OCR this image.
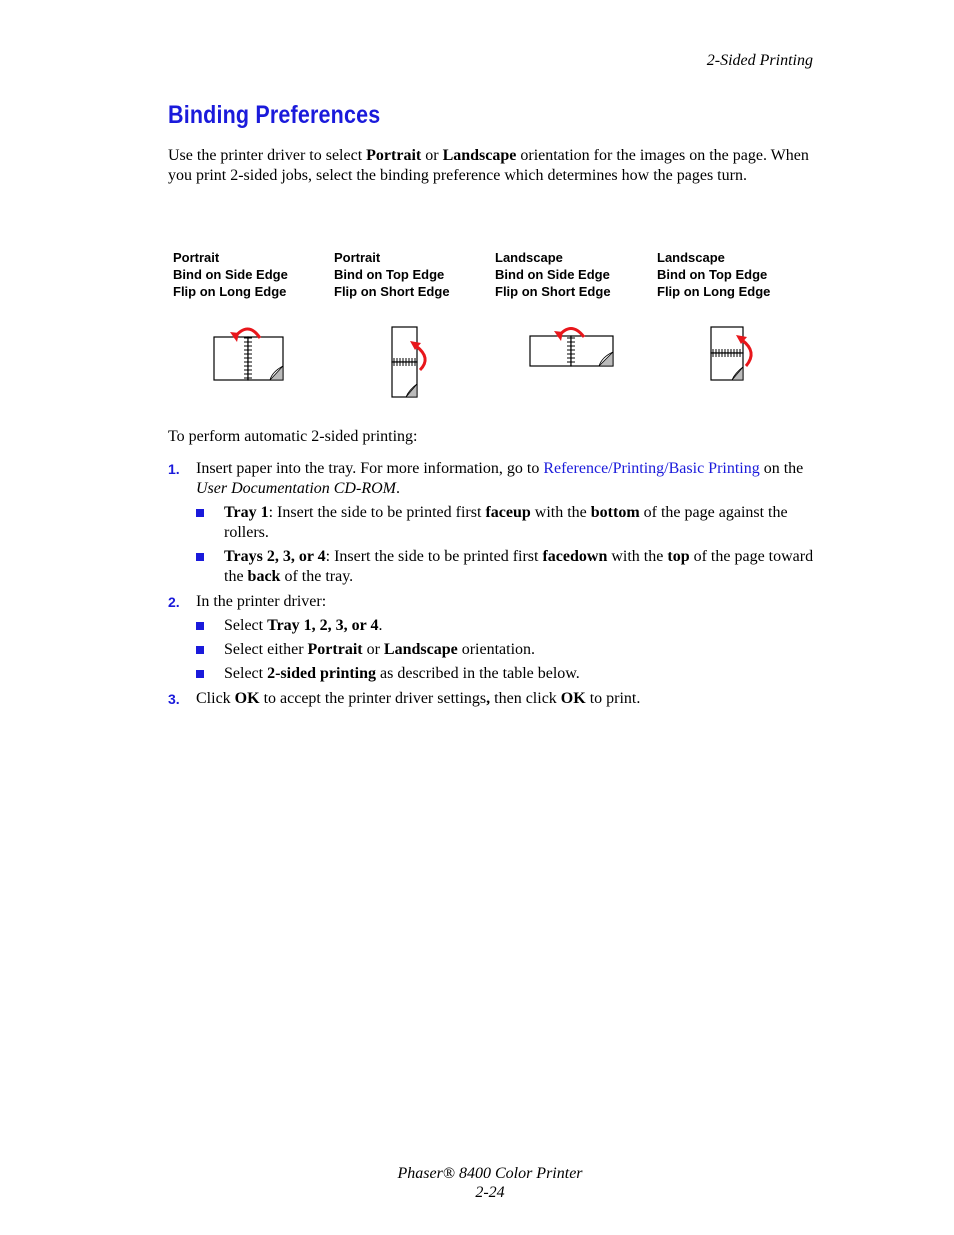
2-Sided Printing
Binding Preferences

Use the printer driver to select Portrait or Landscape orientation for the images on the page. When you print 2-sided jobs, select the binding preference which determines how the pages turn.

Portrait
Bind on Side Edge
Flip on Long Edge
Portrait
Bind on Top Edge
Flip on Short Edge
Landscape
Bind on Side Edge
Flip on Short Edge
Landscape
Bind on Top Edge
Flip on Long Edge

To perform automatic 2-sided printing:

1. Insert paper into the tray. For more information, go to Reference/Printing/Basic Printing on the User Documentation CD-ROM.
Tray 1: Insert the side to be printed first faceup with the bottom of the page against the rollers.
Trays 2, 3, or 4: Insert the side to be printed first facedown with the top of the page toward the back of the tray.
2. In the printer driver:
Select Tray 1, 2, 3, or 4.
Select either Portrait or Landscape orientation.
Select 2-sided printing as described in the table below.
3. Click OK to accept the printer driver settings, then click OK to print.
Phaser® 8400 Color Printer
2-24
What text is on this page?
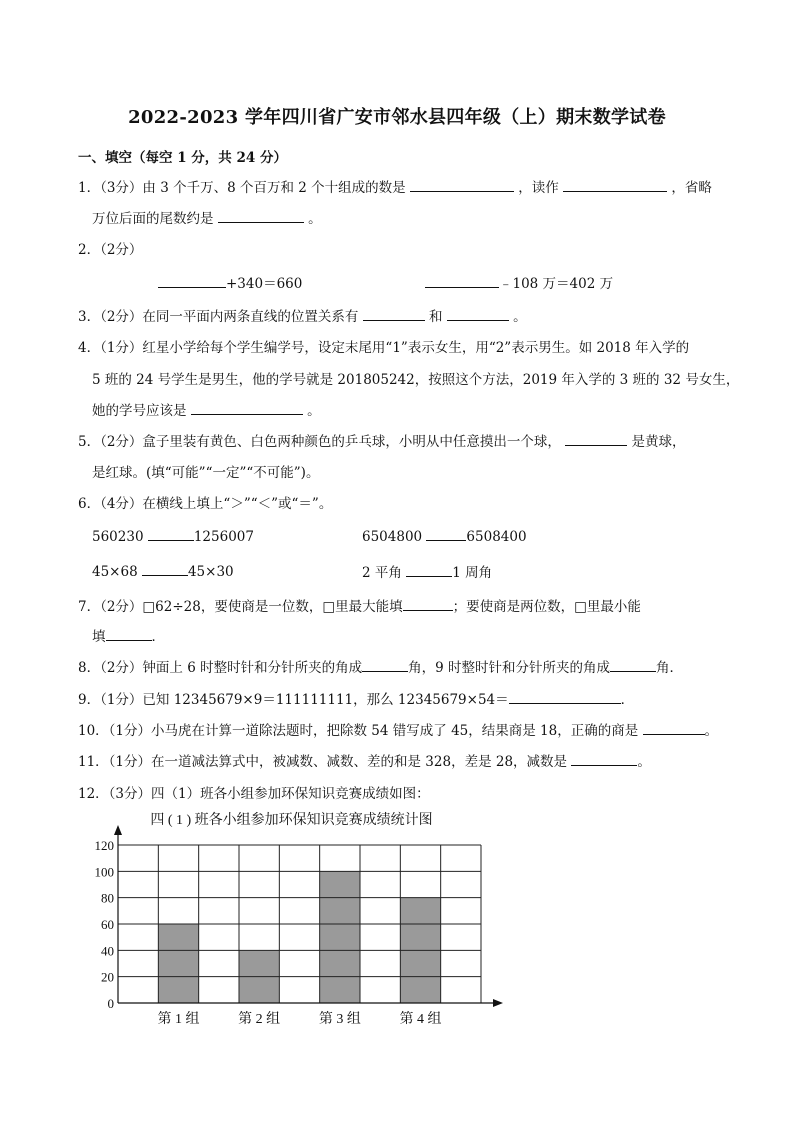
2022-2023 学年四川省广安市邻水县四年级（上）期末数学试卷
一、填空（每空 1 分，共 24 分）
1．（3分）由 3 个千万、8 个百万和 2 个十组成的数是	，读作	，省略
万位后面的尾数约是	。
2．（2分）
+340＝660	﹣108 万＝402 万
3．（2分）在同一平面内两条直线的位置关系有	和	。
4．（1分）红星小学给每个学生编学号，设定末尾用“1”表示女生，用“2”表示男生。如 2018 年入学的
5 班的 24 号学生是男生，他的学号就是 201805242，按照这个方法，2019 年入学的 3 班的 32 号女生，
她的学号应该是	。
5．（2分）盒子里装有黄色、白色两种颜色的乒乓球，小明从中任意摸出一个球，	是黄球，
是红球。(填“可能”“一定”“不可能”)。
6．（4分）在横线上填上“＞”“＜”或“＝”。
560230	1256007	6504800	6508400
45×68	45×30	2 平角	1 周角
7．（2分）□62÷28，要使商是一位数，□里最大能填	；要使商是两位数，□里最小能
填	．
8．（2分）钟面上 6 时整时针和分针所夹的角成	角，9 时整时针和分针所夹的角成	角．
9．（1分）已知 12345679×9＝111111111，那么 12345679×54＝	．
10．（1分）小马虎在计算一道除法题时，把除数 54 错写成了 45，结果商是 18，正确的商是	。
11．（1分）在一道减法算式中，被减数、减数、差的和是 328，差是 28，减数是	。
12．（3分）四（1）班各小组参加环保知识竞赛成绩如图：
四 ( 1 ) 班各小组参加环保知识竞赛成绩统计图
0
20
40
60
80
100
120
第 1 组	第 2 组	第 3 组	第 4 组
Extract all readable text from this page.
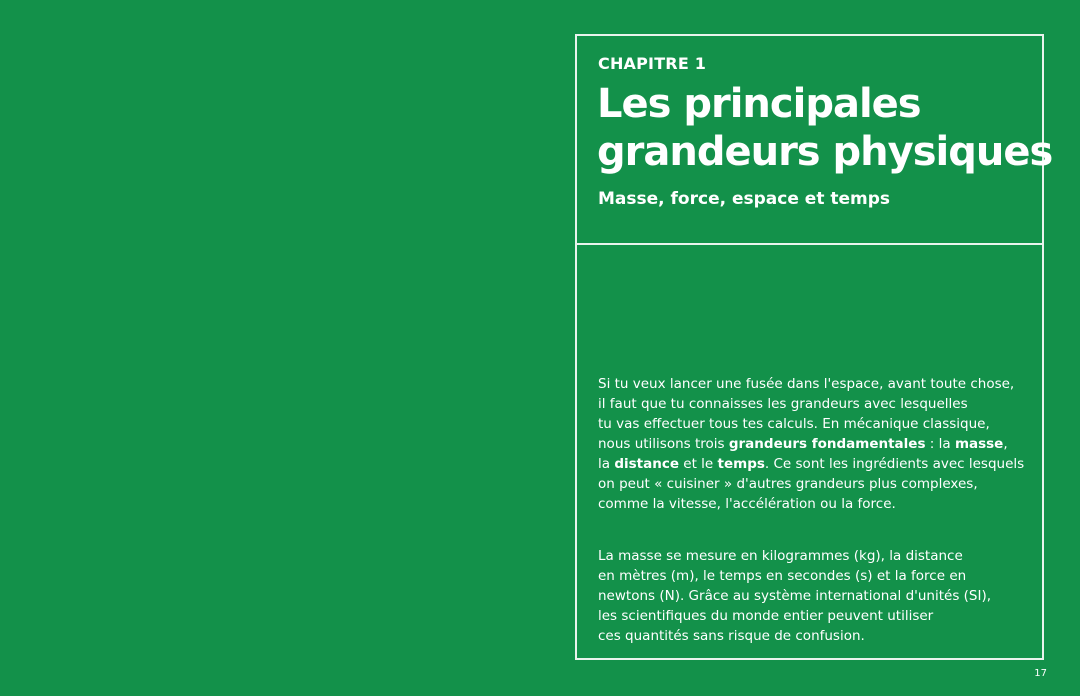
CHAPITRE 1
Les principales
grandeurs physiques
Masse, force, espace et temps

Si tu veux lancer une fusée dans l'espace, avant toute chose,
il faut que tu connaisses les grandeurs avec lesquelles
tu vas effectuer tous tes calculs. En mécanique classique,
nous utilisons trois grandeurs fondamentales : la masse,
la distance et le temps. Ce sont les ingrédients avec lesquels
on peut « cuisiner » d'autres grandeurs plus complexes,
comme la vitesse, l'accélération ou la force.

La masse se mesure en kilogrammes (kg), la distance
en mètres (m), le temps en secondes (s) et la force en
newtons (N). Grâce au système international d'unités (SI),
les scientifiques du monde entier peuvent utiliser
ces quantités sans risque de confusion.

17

(THE PROBLEM):
Pictures are not part of the copy; reproduce exactly and only the lines from the line containing "What text is on this page?" through the end of the listing.

(RESPONSE TO THE TASK):
What text is on this page?
2022-2023 学年四川省广安市邻水县四年级（上）期末数学试卷
一、填空（每空 1 分，共 24 分）
1．（3分）由 3 个千万、8 个百万和 2 个十组成的数是	，读作	，省略
万位后面的尾数约是	。
2．（2分）
+340＝660	﹣108 万＝402 万
3．（2分）在同一平面内两条直线的位置关系有	和	。
4．（1分）红星小学给每个学生编学号，设定末尾用“1”表示女生，用“2”表示男生。如 2018 年入学的
5 班的 24 号学生是男生，他的学号就是 201805242，按照这个方法，2019 年入学的 3 班的 32 号女生，
她的学号应该是	。
5．（2分）盒子里装有黄色、白色两种颜色的乒乓球，小明从中任意摸出一个球，	是黄球，
是红球。(填“可能”“一定”“不可能”)。
6．（4分）在横线上填上“＞”“＜”或“＝”。
560230	1256007	6504800	6508400
45×68	45×30	2 平角	1 周角
7．（2分）□62÷28，要使商是一位数，□里最大能填	；要使商是两位数，□里最小能
填	．
8．（2分）钟面上 6 时整时针和分针所夹的角成	角，9 时整时针和分针所夹的角成	角．
9．（1分）已知 12345679×9＝111111111，那么 12345679×54＝	．
10．（1分）小马虎在计算一道除法题时，把除数 54 错写成了 45，结果商是 18，正确的商是	。
11．（1分）在一道减法算式中，被减数、减数、差的和是 328，差是 28，减数是	。
12．（3分）四（1）班各小组参加环保知识竞赛成绩如图：
四 ( 1 ) 班各小组参加环保知识竞赛成绩统计图
0
20
40
60
80
100
120
第 1 组	第 2 组	第 3 组	第 4 组
Extract all readable text from this page.
CHAPITRE 1
Les principales
grandeurs physiques
Masse, force, espace et temps

Si tu veux lancer une fusée dans l'espace, avant toute chose,
il faut que tu connaisses les grandeurs avec lesquelles
tu vas effectuer tous tes calculs. En mécanique classique,
nous utilisons trois grandeurs fondamentales : la masse,
la distance et le temps. Ce sont les ingrédients avec lesquels
on peut « cuisiner » d'autres grandeurs plus complexes,
comme la vitesse, l'accélération ou la force.

La masse se mesure en kilogrammes (kg), la distance
en mètres (m), le temps en secondes (s) et la force en
newtons (N). Grâce au système international d'unités (SI),
les scientifiques du monde entier peuvent utiliser
ces quantités sans risque de confusion.

17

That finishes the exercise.